Structured figure records:
•••••
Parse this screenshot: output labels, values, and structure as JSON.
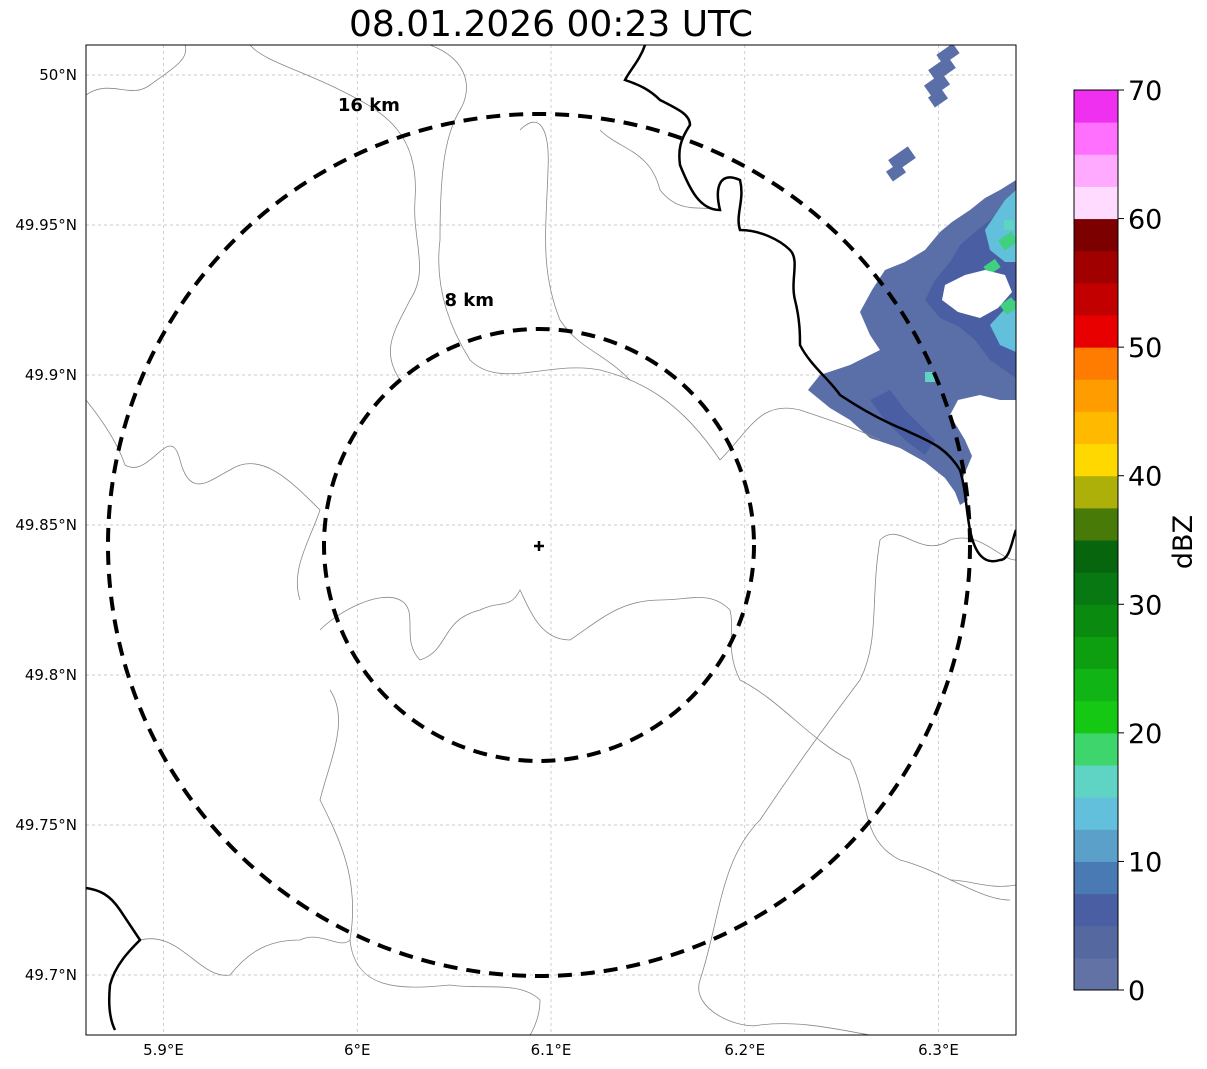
{
  "title": "08.01.2026 00:23 UTC",
  "map": {
    "lon_range": [
      5.86,
      6.34
    ],
    "lat_range": [
      49.68,
      50.01
    ],
    "lon_ticks": [
      {
        "value": 5.9,
        "label": "5.9°E"
      },
      {
        "value": 6.0,
        "label": "6°E"
      },
      {
        "value": 6.1,
        "label": "6.1°E"
      },
      {
        "value": 6.2,
        "label": "6.2°E"
      },
      {
        "value": 6.3,
        "label": "6.3°E"
      }
    ],
    "lat_ticks": [
      {
        "value": 49.7,
        "label": "49.7°N"
      },
      {
        "value": 49.75,
        "label": "49.75°N"
      },
      {
        "value": 49.8,
        "label": "49.8°N"
      },
      {
        "value": 49.85,
        "label": "49.85°N"
      },
      {
        "value": 49.9,
        "label": "49.9°N"
      },
      {
        "value": 49.95,
        "label": "49.95°N"
      },
      {
        "value": 50.0,
        "label": "50°N"
      }
    ],
    "gridlines": true,
    "radar_site": {
      "lon": 6.095,
      "lat": 49.843
    },
    "range_rings": [
      {
        "label": "8 km",
        "label_lon": 6.045,
        "label_lat": 49.923
      },
      {
        "label": "16 km",
        "label_lon": 5.99,
        "label_lat": 49.988
      }
    ],
    "echo_colors": {
      "weak": "#5a6ea8",
      "moderate": "#4a64a6",
      "strong": "#60c8c0",
      "intense": "#40d080"
    }
  },
  "colorbar": {
    "label": "dBZ",
    "vmin": 0,
    "vmax": 70,
    "ticks": [
      0,
      10,
      20,
      30,
      40,
      50,
      60,
      70
    ],
    "colors": [
      "#6272a4",
      "#5668a0",
      "#4a5fa3",
      "#4a7ab4",
      "#5aa0c8",
      "#62c0dc",
      "#5fd4c4",
      "#3ed66c",
      "#14c814",
      "#10b414",
      "#0e9f10",
      "#0a8a0e",
      "#087812",
      "#07650e",
      "#487a08",
      "#aeb00a",
      "#ffd800",
      "#ffba00",
      "#ff9c00",
      "#ff7c00",
      "#e80000",
      "#c20000",
      "#a00000",
      "#7c0000",
      "#ffdcff",
      "#ffaaff",
      "#ff70ff",
      "#f030f0"
    ]
  }
}
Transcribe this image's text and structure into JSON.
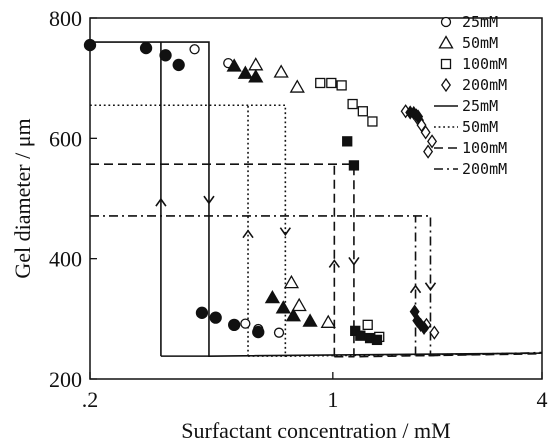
{
  "chart_data": {
    "type": "scatter",
    "xlabel": "Surfactant concentration / mM",
    "ylabel": "Gel diameter / μm",
    "xscale": "log",
    "xlim": [
      0.2,
      4
    ],
    "ylim": [
      200,
      800
    ],
    "xticks": [
      {
        "value": 0.2,
        "label": ".2"
      },
      {
        "value": 1,
        "label": "1"
      },
      {
        "value": 4,
        "label": "4"
      }
    ],
    "yticks": [
      {
        "value": 200,
        "label": "200"
      },
      {
        "value": 400,
        "label": "400"
      },
      {
        "value": 600,
        "label": "600"
      },
      {
        "value": 800,
        "label": "800"
      }
    ],
    "legend_position": "top-right",
    "series": [
      {
        "name": "25mM",
        "marker": "circle",
        "open": [
          [
            0.4,
            748
          ],
          [
            0.5,
            725
          ],
          [
            0.56,
            292
          ],
          [
            0.61,
            283
          ],
          [
            0.7,
            277
          ]
        ],
        "filled": [
          [
            0.2,
            755
          ],
          [
            0.29,
            750
          ],
          [
            0.33,
            738
          ],
          [
            0.36,
            722
          ],
          [
            0.42,
            310
          ],
          [
            0.46,
            302
          ],
          [
            0.52,
            290
          ],
          [
            0.61,
            278
          ]
        ]
      },
      {
        "name": "50mM",
        "marker": "triangle",
        "open": [
          [
            0.6,
            722
          ],
          [
            0.71,
            710
          ],
          [
            0.79,
            685
          ],
          [
            0.76,
            360
          ],
          [
            0.8,
            322
          ],
          [
            0.97,
            294
          ]
        ],
        "filled": [
          [
            0.52,
            720
          ],
          [
            0.56,
            708
          ],
          [
            0.6,
            702
          ],
          [
            0.67,
            335
          ],
          [
            0.72,
            318
          ],
          [
            0.77,
            305
          ],
          [
            0.86,
            296
          ]
        ]
      },
      {
        "name": "100mM",
        "marker": "square",
        "open": [
          [
            0.92,
            692
          ],
          [
            0.99,
            692
          ],
          [
            1.06,
            688
          ],
          [
            1.14,
            657
          ],
          [
            1.22,
            645
          ],
          [
            1.3,
            628
          ],
          [
            1.26,
            290
          ],
          [
            1.36,
            270
          ]
        ],
        "filled": [
          [
            1.1,
            595
          ],
          [
            1.15,
            555
          ],
          [
            1.16,
            280
          ],
          [
            1.2,
            272
          ],
          [
            1.28,
            268
          ],
          [
            1.34,
            265
          ]
        ]
      },
      {
        "name": "200mM",
        "marker": "diamond",
        "open": [
          [
            1.62,
            645
          ],
          [
            1.74,
            638
          ],
          [
            1.77,
            630
          ],
          [
            1.8,
            622
          ],
          [
            1.85,
            610
          ],
          [
            1.88,
            578
          ],
          [
            1.93,
            595
          ],
          [
            1.86,
            290
          ],
          [
            1.96,
            277
          ]
        ],
        "filled": [
          [
            1.67,
            643
          ],
          [
            1.71,
            642
          ],
          [
            1.76,
            636
          ],
          [
            1.72,
            312
          ],
          [
            1.75,
            297
          ],
          [
            1.79,
            290
          ],
          [
            1.83,
            285
          ]
        ]
      }
    ],
    "hysteresis": [
      {
        "name": "25mM",
        "dash": "solid",
        "x_low": 0.32,
        "x_high": 0.44,
        "y_swollen": 760,
        "y_collapsed": 238
      },
      {
        "name": "50mM",
        "dash": "dotted",
        "x_low": 0.57,
        "x_high": 0.73,
        "y_swollen": 655,
        "y_collapsed": 238
      },
      {
        "name": "100mM",
        "dash": "dashed",
        "x_low": 1.01,
        "x_high": 1.15,
        "y_swollen": 557,
        "y_collapsed": 237
      },
      {
        "name": "200mM",
        "dash": "dash-dot",
        "x_low": 1.73,
        "x_high": 1.91,
        "y_swollen": 471,
        "y_collapsed": 239
      }
    ]
  }
}
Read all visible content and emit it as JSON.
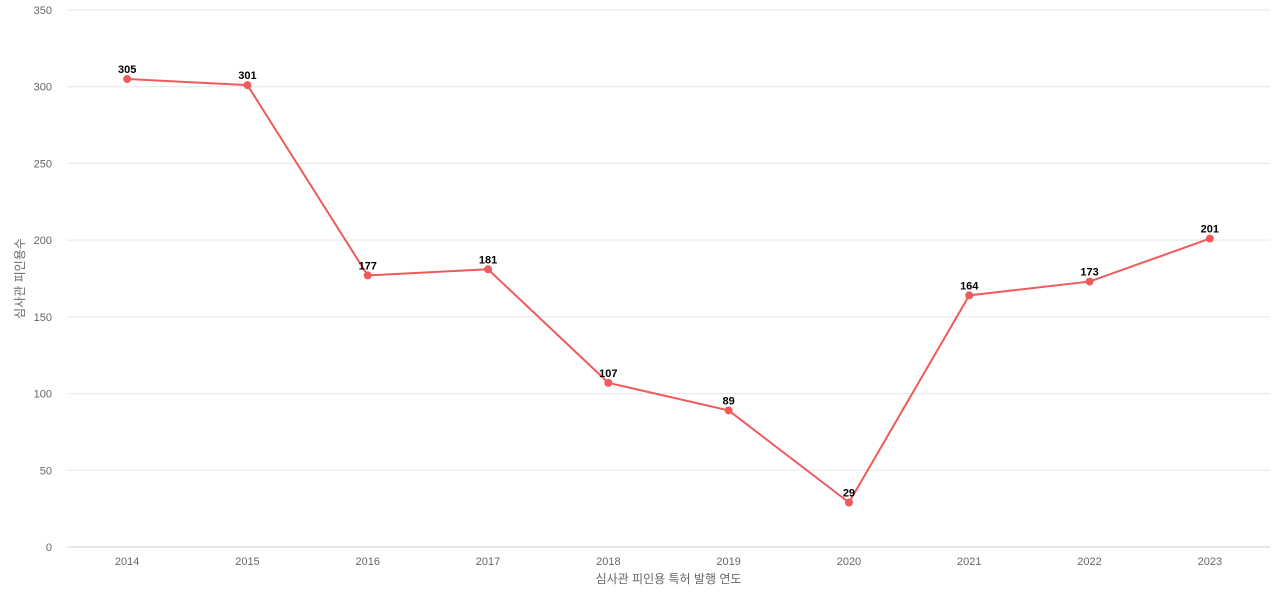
{
  "chart_data": {
    "type": "line",
    "title": "",
    "xlabel": "심사관 피인용 특허 발행 연도",
    "ylabel": "심사관 피인용수",
    "categories": [
      "2014",
      "2015",
      "2016",
      "2017",
      "2018",
      "2019",
      "2020",
      "2021",
      "2022",
      "2023"
    ],
    "series": [
      {
        "values": [
          305,
          301,
          177,
          181,
          107,
          89,
          29,
          164,
          173,
          201
        ],
        "color": "#ef5a5a"
      }
    ],
    "ylim": [
      0,
      350
    ],
    "yticks": [
      0,
      50,
      100,
      150,
      200,
      250,
      300,
      350
    ],
    "grid": true,
    "legend": "none",
    "data_labels": true
  }
}
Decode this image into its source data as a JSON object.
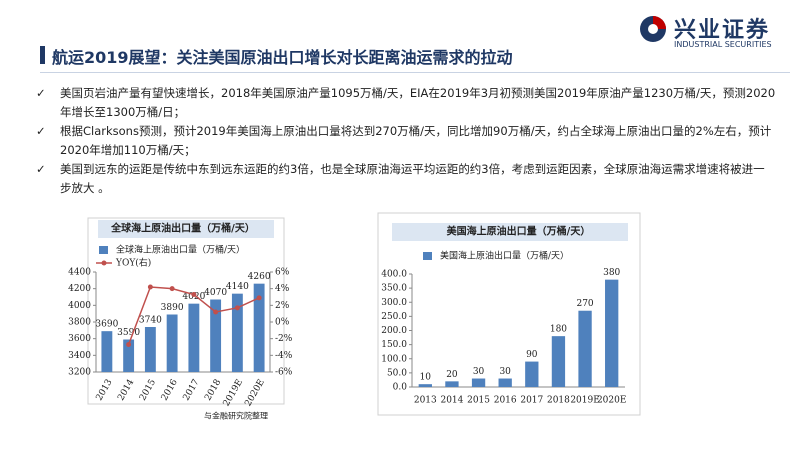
{
  "header": {
    "title": "航运2019展望：关注美国原油出口增长对长距离油运需求的拉动"
  },
  "logo": {
    "name": "兴业证券",
    "english": "INDUSTRIAL SECURITIES"
  },
  "bullets": [
    "美国页岩油产量有望快速增长，2018年美国原油产量1095万桶/天，EIA在2019年3月初预测美国2019年原油产量1230万桶/天，预测2020年增长至1300万桶/日；",
    "根据Clarksons预测，预计2019年美国海上原油出口量将达到270万桶/天，同比增加90万桶/天，约占全球海上原油出口量的2%左右，预计2020年增加110万桶/天；",
    " 美国到远东的运距是传统中东到远东运距的约3倍，也是全球原油海运平均运距的约3倍，考虑到运距因素，全球原油海运需求增速将被进一步放大 。"
  ],
  "chart_data": [
    {
      "type": "bar",
      "title": "全球海上原油出口量（万桶/天）",
      "categories": [
        "2013",
        "2014",
        "2015",
        "2016",
        "2017",
        "2018",
        "2019E",
        "2020E"
      ],
      "series": [
        {
          "name": "全球海上原油出口量（万桶/天）",
          "color": "#4f81bd",
          "values": [
            3690,
            3590,
            3740,
            3890,
            4020,
            4070,
            4140,
            4260
          ]
        },
        {
          "name": "YOY(右)",
          "type": "line",
          "axis": "y2",
          "color": "#c0504d",
          "values": [
            null,
            -2.7,
            4.2,
            4.0,
            3.3,
            1.2,
            1.7,
            2.9
          ]
        }
      ],
      "ylim": [
        3200,
        4400
      ],
      "yticks": [
        3200,
        3400,
        3600,
        3800,
        4000,
        4200,
        4400
      ],
      "y2lim": [
        -6,
        6
      ],
      "y2ticks": [
        {
          "value": -6,
          "label": "-6%"
        },
        {
          "value": -4,
          "label": "-4%"
        },
        {
          "value": -2,
          "label": "-2%"
        },
        {
          "value": 0,
          "label": "0%"
        },
        {
          "value": 2,
          "label": "2%"
        },
        {
          "value": 4,
          "label": "4%"
        },
        {
          "value": 6,
          "label": "6%"
        }
      ],
      "source": "与金融研究院整理"
    },
    {
      "type": "bar",
      "title": "美国海上原油出口量（万桶/天）",
      "categories": [
        "2013",
        "2014",
        "2015",
        "2016",
        "2017",
        "2018",
        "2019E",
        "2020E"
      ],
      "series": [
        {
          "name": "美国海上原油出口量（万桶/天）",
          "color": "#4f81bd",
          "values": [
            10,
            20,
            30,
            30,
            90,
            180,
            270,
            380
          ]
        }
      ],
      "ylim": [
        0,
        400
      ],
      "yticks": [
        {
          "value": 0,
          "label": "0.0"
        },
        {
          "value": 50,
          "label": "50.0"
        },
        {
          "value": 100,
          "label": "100.0"
        },
        {
          "value": 150,
          "label": "150.0"
        },
        {
          "value": 200,
          "label": "200.0"
        },
        {
          "value": 250,
          "label": "250.0"
        },
        {
          "value": 300,
          "label": "300.0"
        },
        {
          "value": 350,
          "label": "350.0"
        },
        {
          "value": 400,
          "label": "400.0"
        }
      ]
    }
  ]
}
•••••
Pull out each line of the listing that holds the string "ylabel".

● **Solution to this problem**
    "ylabel": "Gel diameter / μm",
    "ylabel": "심사관 피인용수",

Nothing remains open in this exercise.